_DATA SHOWN_.
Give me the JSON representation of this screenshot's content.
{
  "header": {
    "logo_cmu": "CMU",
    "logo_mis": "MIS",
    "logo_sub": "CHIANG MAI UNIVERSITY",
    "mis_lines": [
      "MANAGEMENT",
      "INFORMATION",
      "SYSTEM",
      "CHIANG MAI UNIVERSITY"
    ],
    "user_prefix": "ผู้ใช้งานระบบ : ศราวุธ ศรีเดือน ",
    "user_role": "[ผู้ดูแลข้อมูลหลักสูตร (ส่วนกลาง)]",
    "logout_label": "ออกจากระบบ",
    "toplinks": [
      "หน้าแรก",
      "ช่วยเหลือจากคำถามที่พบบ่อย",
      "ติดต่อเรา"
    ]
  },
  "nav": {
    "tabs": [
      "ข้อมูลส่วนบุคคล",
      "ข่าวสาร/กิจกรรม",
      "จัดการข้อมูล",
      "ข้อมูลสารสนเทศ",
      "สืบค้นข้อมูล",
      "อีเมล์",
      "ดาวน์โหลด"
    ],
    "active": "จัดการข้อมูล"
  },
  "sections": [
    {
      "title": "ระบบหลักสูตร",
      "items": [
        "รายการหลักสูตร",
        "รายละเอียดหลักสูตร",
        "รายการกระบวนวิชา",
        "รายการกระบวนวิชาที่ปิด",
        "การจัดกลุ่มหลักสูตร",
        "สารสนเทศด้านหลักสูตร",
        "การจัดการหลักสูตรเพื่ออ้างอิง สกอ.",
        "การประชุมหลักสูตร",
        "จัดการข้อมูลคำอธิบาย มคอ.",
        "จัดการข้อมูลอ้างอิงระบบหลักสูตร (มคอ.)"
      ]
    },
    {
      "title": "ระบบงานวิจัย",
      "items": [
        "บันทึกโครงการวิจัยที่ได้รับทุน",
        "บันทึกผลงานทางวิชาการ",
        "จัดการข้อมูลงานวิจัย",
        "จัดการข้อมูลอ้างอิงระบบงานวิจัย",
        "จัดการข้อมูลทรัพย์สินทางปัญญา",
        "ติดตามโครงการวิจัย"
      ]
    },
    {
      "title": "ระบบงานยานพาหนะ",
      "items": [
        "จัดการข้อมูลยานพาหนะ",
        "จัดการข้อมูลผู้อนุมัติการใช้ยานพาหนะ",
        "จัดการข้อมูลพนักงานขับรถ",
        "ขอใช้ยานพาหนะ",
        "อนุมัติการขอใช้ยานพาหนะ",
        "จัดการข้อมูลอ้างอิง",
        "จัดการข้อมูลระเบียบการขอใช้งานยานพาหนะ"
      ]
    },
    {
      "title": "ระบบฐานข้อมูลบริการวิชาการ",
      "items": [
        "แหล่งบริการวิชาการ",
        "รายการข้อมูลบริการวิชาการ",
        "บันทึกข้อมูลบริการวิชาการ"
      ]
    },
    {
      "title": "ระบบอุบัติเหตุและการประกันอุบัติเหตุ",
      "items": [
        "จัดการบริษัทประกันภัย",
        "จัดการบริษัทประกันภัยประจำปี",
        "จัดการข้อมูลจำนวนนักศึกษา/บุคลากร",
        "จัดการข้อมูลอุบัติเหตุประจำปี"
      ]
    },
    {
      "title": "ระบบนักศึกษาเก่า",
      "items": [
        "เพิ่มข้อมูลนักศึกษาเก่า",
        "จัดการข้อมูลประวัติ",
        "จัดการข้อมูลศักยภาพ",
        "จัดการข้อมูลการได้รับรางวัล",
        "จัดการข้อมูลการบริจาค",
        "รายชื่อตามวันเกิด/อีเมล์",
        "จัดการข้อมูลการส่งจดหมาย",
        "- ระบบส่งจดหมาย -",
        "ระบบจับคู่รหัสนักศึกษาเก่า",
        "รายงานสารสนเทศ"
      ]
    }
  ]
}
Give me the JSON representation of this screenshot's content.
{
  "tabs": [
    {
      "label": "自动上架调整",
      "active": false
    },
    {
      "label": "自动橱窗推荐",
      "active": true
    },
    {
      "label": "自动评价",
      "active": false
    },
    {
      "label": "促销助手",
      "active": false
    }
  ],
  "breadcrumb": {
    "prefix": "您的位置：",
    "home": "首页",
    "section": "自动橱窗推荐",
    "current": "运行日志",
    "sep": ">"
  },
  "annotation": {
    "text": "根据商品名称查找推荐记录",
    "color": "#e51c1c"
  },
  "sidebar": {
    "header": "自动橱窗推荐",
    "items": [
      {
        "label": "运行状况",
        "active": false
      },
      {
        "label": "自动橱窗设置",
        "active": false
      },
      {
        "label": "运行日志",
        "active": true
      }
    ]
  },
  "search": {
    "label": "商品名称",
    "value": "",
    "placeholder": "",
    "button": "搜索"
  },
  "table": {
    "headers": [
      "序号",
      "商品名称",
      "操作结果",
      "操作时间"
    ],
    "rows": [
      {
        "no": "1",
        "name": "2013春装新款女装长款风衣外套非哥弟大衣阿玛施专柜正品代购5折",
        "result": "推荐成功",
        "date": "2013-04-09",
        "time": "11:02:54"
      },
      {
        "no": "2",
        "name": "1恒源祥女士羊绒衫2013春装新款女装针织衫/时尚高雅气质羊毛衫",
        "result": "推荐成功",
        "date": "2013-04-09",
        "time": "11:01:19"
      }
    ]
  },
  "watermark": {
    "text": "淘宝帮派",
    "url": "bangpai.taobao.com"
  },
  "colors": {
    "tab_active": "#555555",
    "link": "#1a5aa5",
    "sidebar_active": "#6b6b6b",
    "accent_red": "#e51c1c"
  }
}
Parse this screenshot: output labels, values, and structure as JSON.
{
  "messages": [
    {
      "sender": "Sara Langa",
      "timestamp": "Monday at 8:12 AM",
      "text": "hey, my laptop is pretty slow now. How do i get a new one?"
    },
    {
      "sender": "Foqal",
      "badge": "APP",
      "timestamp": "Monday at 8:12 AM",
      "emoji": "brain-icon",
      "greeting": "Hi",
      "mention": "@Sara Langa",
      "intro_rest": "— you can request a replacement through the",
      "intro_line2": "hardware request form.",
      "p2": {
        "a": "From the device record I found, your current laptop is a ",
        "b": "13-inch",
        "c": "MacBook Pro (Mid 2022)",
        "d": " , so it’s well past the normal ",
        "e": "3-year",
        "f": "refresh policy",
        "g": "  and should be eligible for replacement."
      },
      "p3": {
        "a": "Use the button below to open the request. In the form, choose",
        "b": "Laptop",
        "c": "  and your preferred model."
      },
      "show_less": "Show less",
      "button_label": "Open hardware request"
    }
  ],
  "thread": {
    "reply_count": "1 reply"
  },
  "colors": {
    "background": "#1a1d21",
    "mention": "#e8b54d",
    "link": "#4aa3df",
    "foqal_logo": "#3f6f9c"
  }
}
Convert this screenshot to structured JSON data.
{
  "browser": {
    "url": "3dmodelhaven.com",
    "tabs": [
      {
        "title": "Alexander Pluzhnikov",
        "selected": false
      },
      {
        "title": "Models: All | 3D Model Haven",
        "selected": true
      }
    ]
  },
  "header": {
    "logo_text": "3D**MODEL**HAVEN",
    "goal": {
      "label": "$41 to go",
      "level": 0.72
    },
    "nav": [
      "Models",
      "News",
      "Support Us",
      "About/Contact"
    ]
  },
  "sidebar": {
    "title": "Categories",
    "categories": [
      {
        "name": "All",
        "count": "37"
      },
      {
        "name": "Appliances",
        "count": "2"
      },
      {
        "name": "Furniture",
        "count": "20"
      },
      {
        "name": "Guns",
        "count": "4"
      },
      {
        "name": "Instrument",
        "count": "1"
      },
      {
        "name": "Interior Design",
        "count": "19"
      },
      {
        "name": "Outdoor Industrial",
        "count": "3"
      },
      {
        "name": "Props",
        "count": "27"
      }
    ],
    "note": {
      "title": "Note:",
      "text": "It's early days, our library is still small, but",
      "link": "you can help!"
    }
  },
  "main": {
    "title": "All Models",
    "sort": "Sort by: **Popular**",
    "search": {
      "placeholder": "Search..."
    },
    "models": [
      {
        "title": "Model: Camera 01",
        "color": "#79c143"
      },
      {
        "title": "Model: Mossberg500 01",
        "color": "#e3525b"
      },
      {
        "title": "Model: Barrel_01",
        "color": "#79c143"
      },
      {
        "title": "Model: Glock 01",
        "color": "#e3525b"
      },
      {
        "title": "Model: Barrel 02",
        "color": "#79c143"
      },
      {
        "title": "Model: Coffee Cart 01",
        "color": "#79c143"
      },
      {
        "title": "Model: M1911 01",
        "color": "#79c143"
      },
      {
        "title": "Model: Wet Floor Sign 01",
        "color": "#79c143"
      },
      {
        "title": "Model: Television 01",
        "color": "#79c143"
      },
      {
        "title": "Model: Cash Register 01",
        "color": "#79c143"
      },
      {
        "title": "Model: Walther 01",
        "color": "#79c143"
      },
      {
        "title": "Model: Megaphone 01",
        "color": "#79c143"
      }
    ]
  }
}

_THE TASK_. The answer should be a single number: the count of lines in the data that include the string "hardware".

_FINAL RESULT_. 2